*What needs to be done*:
Repeat the lines below exactly as they appear, but leave out the images.

*Data for the task*:
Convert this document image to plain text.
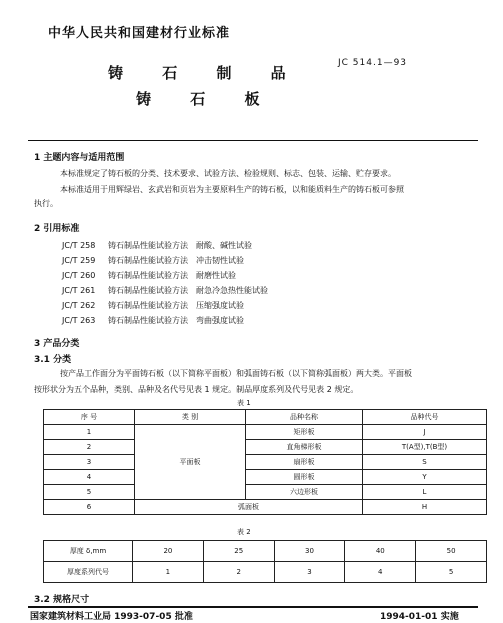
中华人民共和国建材行业标准
JC 514.1—93
铸 石 制 品
铸 石 板
1 主题内容与适用范围
本标准规定了铸石板的分类、技术要求、试验方法、检验规则、标志、包装、运输、贮存要求。
本标准适用于用辉绿岩、玄武岩和页岩为主要原料生产的铸石板，以和能质料生产的铸石板可参照
执行。
2 引用标准
JC/T 258 铸石制品性能试验方法 耐酸、碱性试验
JC/T 259 铸石制品性能试验方法 冲击韧性试验
JC/T 260 铸石制品性能试验方法 耐磨性试验
JC/T 261 铸石制品性能试验方法 耐急冷急热性能试验
JC/T 262 铸石制品性能试验方法 压缩强度试验
JC/T 263 铸石制品性能试验方法 弯曲强度试验
3 产品分类
3.1 分类
按产品工作面分为平面铸石板（以下简称平面板）和弧面铸石板（以下简称弧面板）两大类。平面板
按形状分为五个品种，类别、品种及名代号见表 1 规定。制品厚度系列及代号见表 2 规定。
表 1
序 号	类 别	品种名称	品种代号
1	平面板	矩形板	J
2		直角梯形板	T(A型),T(B型)
3		扇形板	S
4		圆形板	Y
5		六边形板	L
6	弧面板		H
表 2
厚度 δ,mm	20	25	30	40	50
厚度系列代号	1	2	3	4	5
3.2 规格尺寸
国家建筑材料工业局 1993-07-05 批准	1994-01-01 实施
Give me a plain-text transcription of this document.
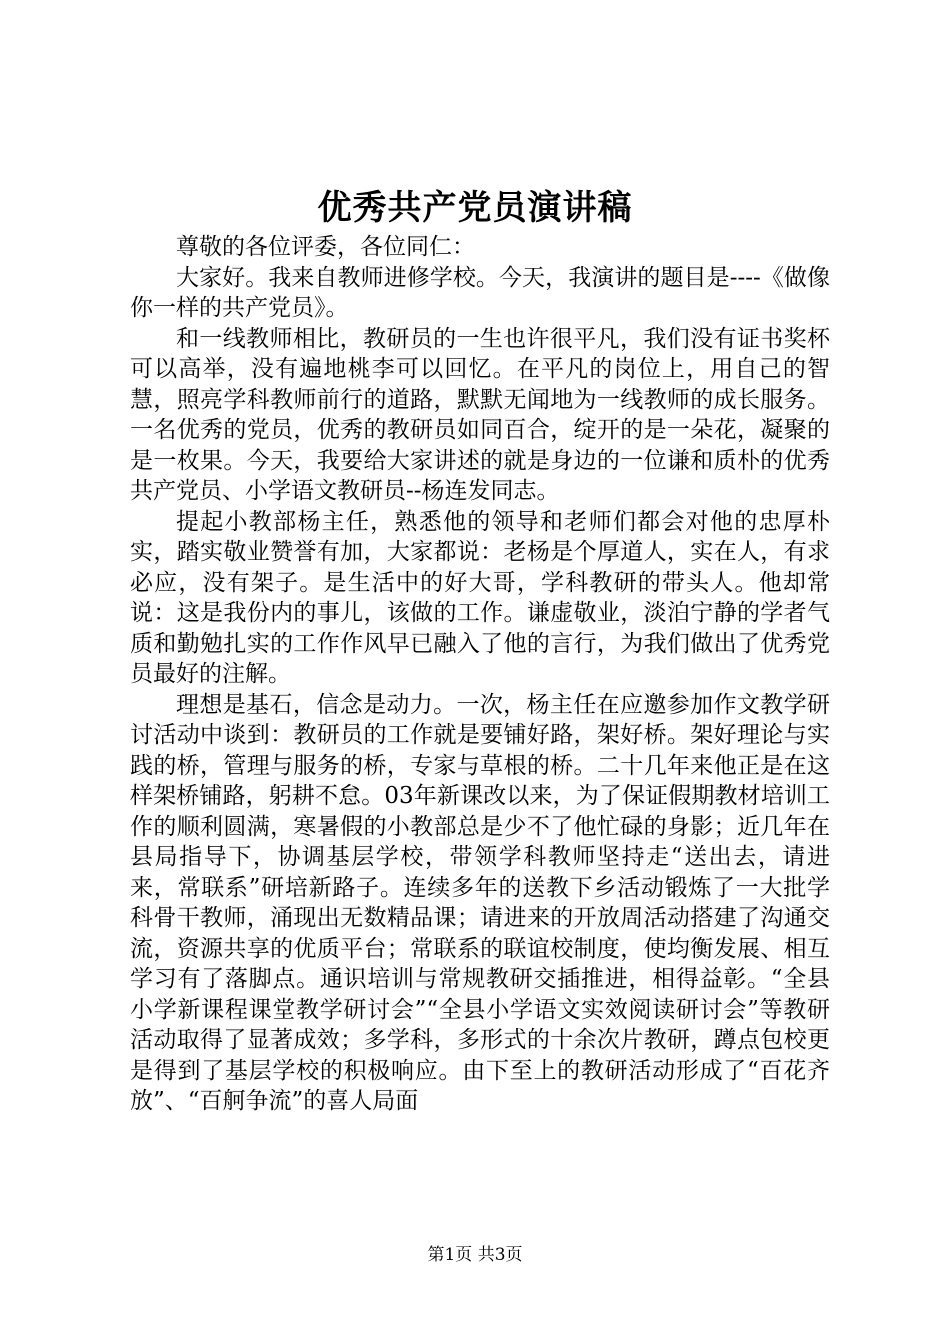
优秀共产党员演讲稿

尊敬的各位评委，各位同仁：

大家好。我来自教师进修学校。今天，我演讲的题目是----《做像你一样的共产党员》。

和一线教师相比，教研员的一生也许很平凡，我们没有证书奖杯可以高举，没有遍地桃李可以回忆。在平凡的岗位上，用自己的智慧，照亮学科教师前行的道路，默默无闻地为一线教师的成长服务。一名优秀的党员，优秀的教研员如同百合，绽开的是一朵花，凝聚的是一枚果。今天，我要给大家讲述的就是身边的一位谦和质朴的优秀共产党员、小学语文教研员--杨连发同志。

提起小教部杨主任，熟悉他的领导和老师们都会对他的忠厚朴实，踏实敬业赞誉有加，大家都说：老杨是个厚道人，实在人，有求必应，没有架子。是生活中的好大哥，学科教研的带头人。他却常说：这是我份内的事儿，该做的工作。谦虚敬业，淡泊宁静的学者气质和勤勉扎实的工作作风早已融入了他的言行，为我们做出了优秀党员最好的注解。

理想是基石，信念是动力。一次，杨主任在应邀参加作文教学研讨活动中谈到：教研员的工作就是要铺好路，架好桥。架好理论与实践的桥，管理与服务的桥，专家与草根的桥。二十几年来他正是在这样架桥铺路，躬耕不怠。03年新课改以来，为了保证假期教材培训工作的顺利圆满，寒暑假的小教部总是少不了他忙碌的身影；近几年在县局指导下，协调基层学校，带领学科教师坚持走“送出去，请进来，常联系”研培新路子。连续多年的送教下乡活动锻炼了一大批学科骨干教师，涌现出无数精品课；请进来的开放周活动搭建了沟通交流，资源共享的优质平台；常联系的联谊校制度，使均衡发展、相互学习有了落脚点。通识培训与常规教研交插推进，相得益彰。“全县小学新课程课堂教学研讨会”“全县小学语文实效阅读研讨会”等教研活动取得了显著成效；多学科，多形式的十余次片教研，蹲点包校更是得到了基层学校的积极响应。由下至上的教研活动形成了“百花齐放”、“百舸争流”的喜人局面

第1页 共3页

*Reply*:
Convert this document image to plain text.
中华人民共和国建材行业标准
JC 514.1—93
铸 石 制 品
铸 石 板
1 主题内容与适用范围
本标准规定了铸石板的分类、技术要求、试验方法、检验规则、标志、包装、运输、贮存要求。
本标准适用于用辉绿岩、玄武岩和页岩为主要原料生产的铸石板，以和能质料生产的铸石板可参照
执行。
2 引用标准
JC/T 258 铸石制品性能试验方法 耐酸、碱性试验
JC/T 259 铸石制品性能试验方法 冲击韧性试验
JC/T 260 铸石制品性能试验方法 耐磨性试验
JC/T 261 铸石制品性能试验方法 耐急冷急热性能试验
JC/T 262 铸石制品性能试验方法 压缩强度试验
JC/T 263 铸石制品性能试验方法 弯曲强度试验
3 产品分类
3.1 分类
按产品工作面分为平面铸石板（以下简称平面板）和弧面铸石板（以下简称弧面板）两大类。平面板
按形状分为五个品种，类别、品种及名代号见表 1 规定。制品厚度系列及代号见表 2 规定。
表 1
序 号	类 别	品种名称	品种代号
1	平面板	矩形板	J
2		直角梯形板	T(A型),T(B型)
3		扇形板	S
4		圆形板	Y
5		六边形板	L
6	弧面板		H
表 2
厚度 δ,mm	20	25	30	40	50
厚度系列代号	1	2	3	4	5
3.2 规格尺寸
国家建筑材料工业局 1993-07-05 批准	1994-01-01 实施
Give me a plain-text transcription of this document.
优秀共产党员演讲稿

尊敬的各位评委，各位同仁：

大家好。我来自教师进修学校。今天，我演讲的题目是----《做像你一样的共产党员》。

和一线教师相比，教研员的一生也许很平凡，我们没有证书奖杯可以高举，没有遍地桃李可以回忆。在平凡的岗位上，用自己的智慧，照亮学科教师前行的道路，默默无闻地为一线教师的成长服务。一名优秀的党员，优秀的教研员如同百合，绽开的是一朵花，凝聚的是一枚果。今天，我要给大家讲述的就是身边的一位谦和质朴的优秀共产党员、小学语文教研员--杨连发同志。

提起小教部杨主任，熟悉他的领导和老师们都会对他的忠厚朴实，踏实敬业赞誉有加，大家都说：老杨是个厚道人，实在人，有求必应，没有架子。是生活中的好大哥，学科教研的带头人。他却常说：这是我份内的事儿，该做的工作。谦虚敬业，淡泊宁静的学者气质和勤勉扎实的工作作风早已融入了他的言行，为我们做出了优秀党员最好的注解。

理想是基石，信念是动力。一次，杨主任在应邀参加作文教学研讨活动中谈到：教研员的工作就是要铺好路，架好桥。架好理论与实践的桥，管理与服务的桥，专家与草根的桥。二十几年来他正是在这样架桥铺路，躬耕不怠。03年新课改以来，为了保证假期教材培训工作的顺利圆满，寒暑假的小教部总是少不了他忙碌的身影；近几年在县局指导下，协调基层学校，带领学科教师坚持走“送出去，请进来，常联系”研培新路子。连续多年的送教下乡活动锻炼了一大批学科骨干教师，涌现出无数精品课；请进来的开放周活动搭建了沟通交流，资源共享的优质平台；常联系的联谊校制度，使均衡发展、相互学习有了落脚点。通识培训与常规教研交插推进，相得益彰。“全县小学新课程课堂教学研讨会”“全县小学语文实效阅读研讨会”等教研活动取得了显著成效；多学科，多形式的十余次片教研，蹲点包校更是得到了基层学校的积极响应。由下至上的教研活动形成了“百花齐放”、“百舸争流”的喜人局面

第1页 共3页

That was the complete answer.